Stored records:
>> START

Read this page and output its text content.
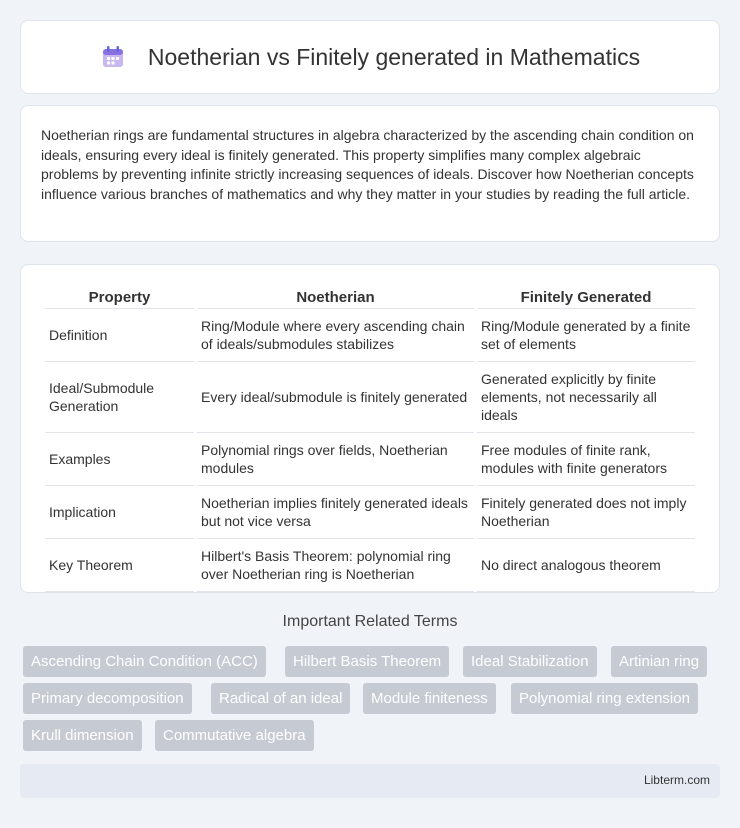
Noetherian vs Finitely generated in Mathematics

Noetherian rings are fundamental structures in algebra characterized by the ascending chain condition on ideals, ensuring every ideal is finitely generated. This property simplifies many complex algebraic problems by preventing infinite strictly increasing sequences of ideals. Discover how Noetherian concepts influence various branches of mathematics and why they matter in your studies by reading the full article.

Property	Noetherian	Finitely Generated
Definition	Ring/Module where every ascending chain of ideals/submodules stabilizes	Ring/Module generated by a finite set of elements
Ideal/Submodule Generation	Every ideal/submodule is finitely generated	Generated explicitly by finite elements, not necessarily all ideals
Examples	Polynomial rings over fields, Noetherian modules	Free modules of finite rank, modules with finite generators
Implication	Noetherian implies finitely generated ideals but not vice versa	Finitely generated does not imply Noetherian
Key Theorem	Hilbert's Basis Theorem: polynomial ring over Noetherian ring is Noetherian	No direct analogous theorem
Important Related Terms
Ascending Chain Condition (ACC)	Hilbert Basis Theorem	Ideal Stabilization	Artinian ring
Primary decomposition	Radical of an ideal	Module finiteness	Polynomial ring extension
Krull dimension	Commutative algebra
Libterm.com
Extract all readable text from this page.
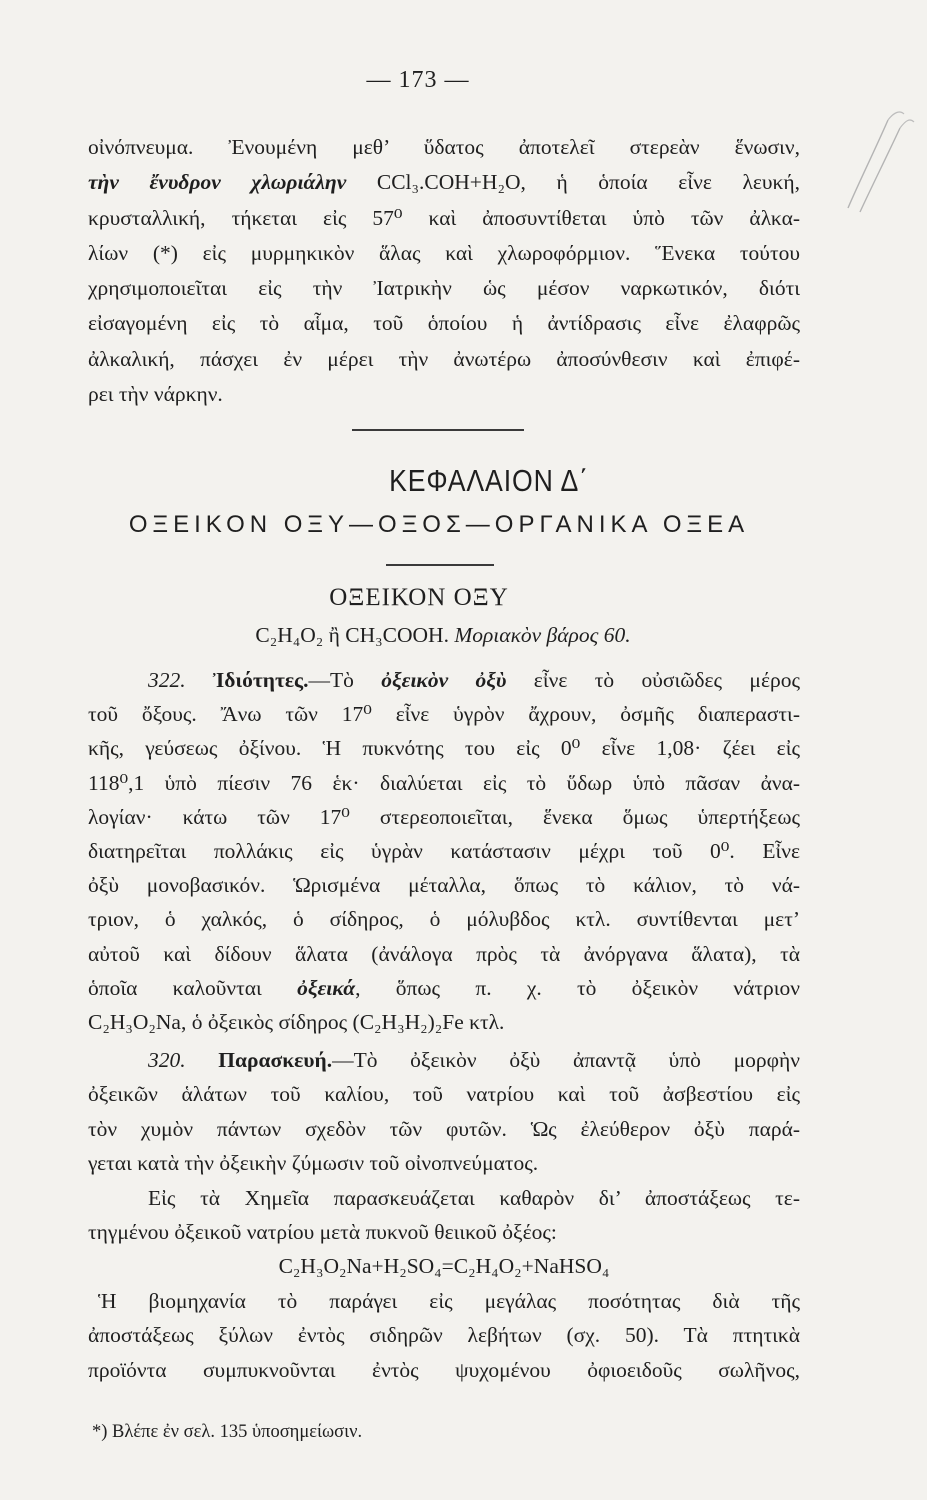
— 173 —
οἰνόπνευμα. Ἐνουμένη μεθ’ ὕδατος ἀποτελεῖ στερεὰν ἕνωσιν,
τὴν ἔνυδρον χλωριάλην CCl₃.COH+H₂O, ἡ ὁποία εἶνε λευκή,
κρυσταλλική, τήκεται εἰς 57⁰ καὶ ἀποσυντίθεται ὑπὸ τῶν ἀλκα-
λίων (*) εἰς μυρμηκικὸν ἅλας καὶ χλωροφόρμιον. Ἕνεκα τούτου
χρησιμοποιεῖται εἰς τὴν Ἰατρικὴν ὡς μέσον ναρκωτικόν, διότι
εἰσαγομένη εἰς τὸ αἷμα, τοῦ ὁποίου ἡ ἀντίδρασις εἶνε ἐλαφρῶς
ἀλκαλική, πάσχει ἐν μέρει τὴν ἀνωτέρω ἀποσύνθεσιν καὶ ἐπιφέ-
ρει τὴν νάρκην.
ΚΕΦΑΛΑΙΟΝ Δ΄
ΟΞΕΙΚΟΝ ΟΞΥ—ΟΞΟΣ—ΟΡΓΑΝΙΚΑ ΟΞΕΑ
ΟΞΕΙΚΟΝ ΟΞΥ
C₂H₄O₂ ἢ CH₃COOH. Μοριακὸν βάρος 60.
322. Ἰδιότητες.—Τὸ ὀξεικὸν ὀξὺ εἶνε τὸ οὐσιῶδες μέρος
τοῦ ὄξους. Ἄνω τῶν 17⁰ εἶνε ὑγρὸν ἄχρουν, ὀσμῆς διαπεραστι-
κῆς, γεύσεως ὀξίνου. Ἡ πυκνότης του εἰς 0⁰ εἶνε 1,08· ζέει εἰς
118⁰,1 ὑπὸ πίεσιν 76 ἑκ· διαλύεται εἰς τὸ ὕδωρ ὑπὸ πᾶσαν ἀνα-
λογίαν· κάτω τῶν 17⁰ στερεοποιεῖται, ἕνεκα ὅμως ὑπερτήξεως
διατηρεῖται πολλάκις εἰς ὑγρὰν κατάστασιν μέχρι τοῦ 0⁰. Εἶνε
ὀξὺ μονοβασικόν. Ὡρισμένα μέταλλα, ὅπως τὸ κάλιον, τὸ νά-
τριον, ὁ χαλκός, ὁ σίδηρος, ὁ μόλυβδος κτλ. συντίθενται μετ’
αὐτοῦ καὶ δίδουν ἅλατα (ἀνάλογα πρὸς τὰ ἀνόργανα ἅλατα), τὰ
ὁποῖα καλοῦνται ὀξεικά, ὅπως π. χ. τὸ ὀξεικὸν νάτριον
C₂H₃O₂Na, ὁ ὀξεικὸς σίδηρος (C₂H₃H₂)₂Fe κτλ.
320. Παρασκευή.—Τὸ ὀξεικὸν ὀξὺ ἀπαντᾷ ὑπὸ μορφὴν
ὀξεικῶν ἁλάτων τοῦ καλίου, τοῦ νατρίου καὶ τοῦ ἀσβεστίου εἰς
τὸν χυμὸν πάντων σχεδὸν τῶν φυτῶν. Ὡς ἐλεύθερον ὀξὺ παρά-
γεται κατὰ τὴν ὀξεικὴν ζύμωσιν τοῦ οἰνοπνεύματος.
Εἰς τὰ Χημεῖα παρασκευάζεται καθαρὸν δι’ ἀποστάξεως τε-
τηγμένου ὀξεικοῦ νατρίου μετὰ πυκνοῦ θειικοῦ ὀξέος:
C₂H₃O₂Na+H₂SO₄=C₂H₄O₂+NaHSO₄
Ἡ βιομηχανία τὸ παράγει εἰς μεγάλας ποσότητας διὰ τῆς
ἀποστάξεως ξύλων ἐντὸς σιδηρῶν λεβήτων (σχ. 50). Τὰ πτητικὰ
προϊόντα συμπυκνοῦνται ἐντὸς ψυχομένου ὀφιοειδοῦς σωλῆνος,
*) Βλέπε ἐν σελ. 135 ὑποσημείωσιν.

>> END

> [EXERCISE TASK]:
Retype all the records shown above, character for character. Omit every picture.

> [CORRECT OUTPUT]:
Read this page and output its text content.
Noetherian vs Finitely generated in Mathematics

Noetherian rings are fundamental structures in algebra characterized by the ascending chain condition on ideals, ensuring every ideal is finitely generated. This property simplifies many complex algebraic problems by preventing infinite strictly increasing sequences of ideals. Discover how Noetherian concepts influence various branches of mathematics and why they matter in your studies by reading the full article.

Property	Noetherian	Finitely Generated
Definition	Ring/Module where every ascending chain of ideals/submodules stabilizes	Ring/Module generated by a finite set of elements
Ideal/Submodule Generation	Every ideal/submodule is finitely generated	Generated explicitly by finite elements, not necessarily all ideals
Examples	Polynomial rings over fields, Noetherian modules	Free modules of finite rank, modules with finite generators
Implication	Noetherian implies finitely generated ideals but not vice versa	Finitely generated does not imply Noetherian
Key Theorem	Hilbert's Basis Theorem: polynomial ring over Noetherian ring is Noetherian	No direct analogous theorem
Important Related Terms
Ascending Chain Condition (ACC)	Hilbert Basis Theorem	Ideal Stabilization	Artinian ring
Primary decomposition	Radical of an ideal	Module finiteness	Polynomial ring extension
Krull dimension	Commutative algebra
Libterm.com
Extract all readable text from this page.
— 173 —
οἰνόπνευμα. Ἐνουμένη μεθ’ ὕδατος ἀποτελεῖ στερεὰν ἕνωσιν,
τὴν ἔνυδρον χλωριάλην CCl₃.COH+H₂O, ἡ ὁποία εἶνε λευκή,
κρυσταλλική, τήκεται εἰς 57⁰ καὶ ἀποσυντίθεται ὑπὸ τῶν ἀλκα-
λίων (*) εἰς μυρμηκικὸν ἅλας καὶ χλωροφόρμιον. Ἕνεκα τούτου
χρησιμοποιεῖται εἰς τὴν Ἰατρικὴν ὡς μέσον ναρκωτικόν, διότι
εἰσαγομένη εἰς τὸ αἷμα, τοῦ ὁποίου ἡ ἀντίδρασις εἶνε ἐλαφρῶς
ἀλκαλική, πάσχει ἐν μέρει τὴν ἀνωτέρω ἀποσύνθεσιν καὶ ἐπιφέ-
ρει τὴν νάρκην.
ΚΕΦΑΛΑΙΟΝ Δ΄
ΟΞΕΙΚΟΝ ΟΞΥ—ΟΞΟΣ—ΟΡΓΑΝΙΚΑ ΟΞΕΑ
ΟΞΕΙΚΟΝ ΟΞΥ
C₂H₄O₂ ἢ CH₃COOH. Μοριακὸν βάρος 60.
322. Ἰδιότητες.—Τὸ ὀξεικὸν ὀξὺ εἶνε τὸ οὐσιῶδες μέρος
τοῦ ὄξους. Ἄνω τῶν 17⁰ εἶνε ὑγρὸν ἄχρουν, ὀσμῆς διαπεραστι-
κῆς, γεύσεως ὀξίνου. Ἡ πυκνότης του εἰς 0⁰ εἶνε 1,08· ζέει εἰς
118⁰,1 ὑπὸ πίεσιν 76 ἑκ· διαλύεται εἰς τὸ ὕδωρ ὑπὸ πᾶσαν ἀνα-
λογίαν· κάτω τῶν 17⁰ στερεοποιεῖται, ἕνεκα ὅμως ὑπερτήξεως
διατηρεῖται πολλάκις εἰς ὑγρὰν κατάστασιν μέχρι τοῦ 0⁰. Εἶνε
ὀξὺ μονοβασικόν. Ὡρισμένα μέταλλα, ὅπως τὸ κάλιον, τὸ νά-
τριον, ὁ χαλκός, ὁ σίδηρος, ὁ μόλυβδος κτλ. συντίθενται μετ’
αὐτοῦ καὶ δίδουν ἅλατα (ἀνάλογα πρὸς τὰ ἀνόργανα ἅλατα), τὰ
ὁποῖα καλοῦνται ὀξεικά, ὅπως π. χ. τὸ ὀξεικὸν νάτριον
C₂H₃O₂Na, ὁ ὀξεικὸς σίδηρος (C₂H₃H₂)₂Fe κτλ.
320. Παρασκευή.—Τὸ ὀξεικὸν ὀξὺ ἀπαντᾷ ὑπὸ μορφὴν
ὀξεικῶν ἁλάτων τοῦ καλίου, τοῦ νατρίου καὶ τοῦ ἀσβεστίου εἰς
τὸν χυμὸν πάντων σχεδὸν τῶν φυτῶν. Ὡς ἐλεύθερον ὀξὺ παρά-
γεται κατὰ τὴν ὀξεικὴν ζύμωσιν τοῦ οἰνοπνεύματος.
Εἰς τὰ Χημεῖα παρασκευάζεται καθαρὸν δι’ ἀποστάξεως τε-
τηγμένου ὀξεικοῦ νατρίου μετὰ πυκνοῦ θειικοῦ ὀξέος:
C₂H₃O₂Na+H₂SO₄=C₂H₄O₂+NaHSO₄
Ἡ βιομηχανία τὸ παράγει εἰς μεγάλας ποσότητας διὰ τῆς
ἀποστάξεως ξύλων ἐντὸς σιδηρῶν λεβήτων (σχ. 50). Τὰ πτητικὰ
προϊόντα συμπυκνοῦνται ἐντὸς ψυχομένου ὀφιοειδοῦς σωλῆνος,
*) Βλέπε ἐν σελ. 135 ὑποσημείωσιν.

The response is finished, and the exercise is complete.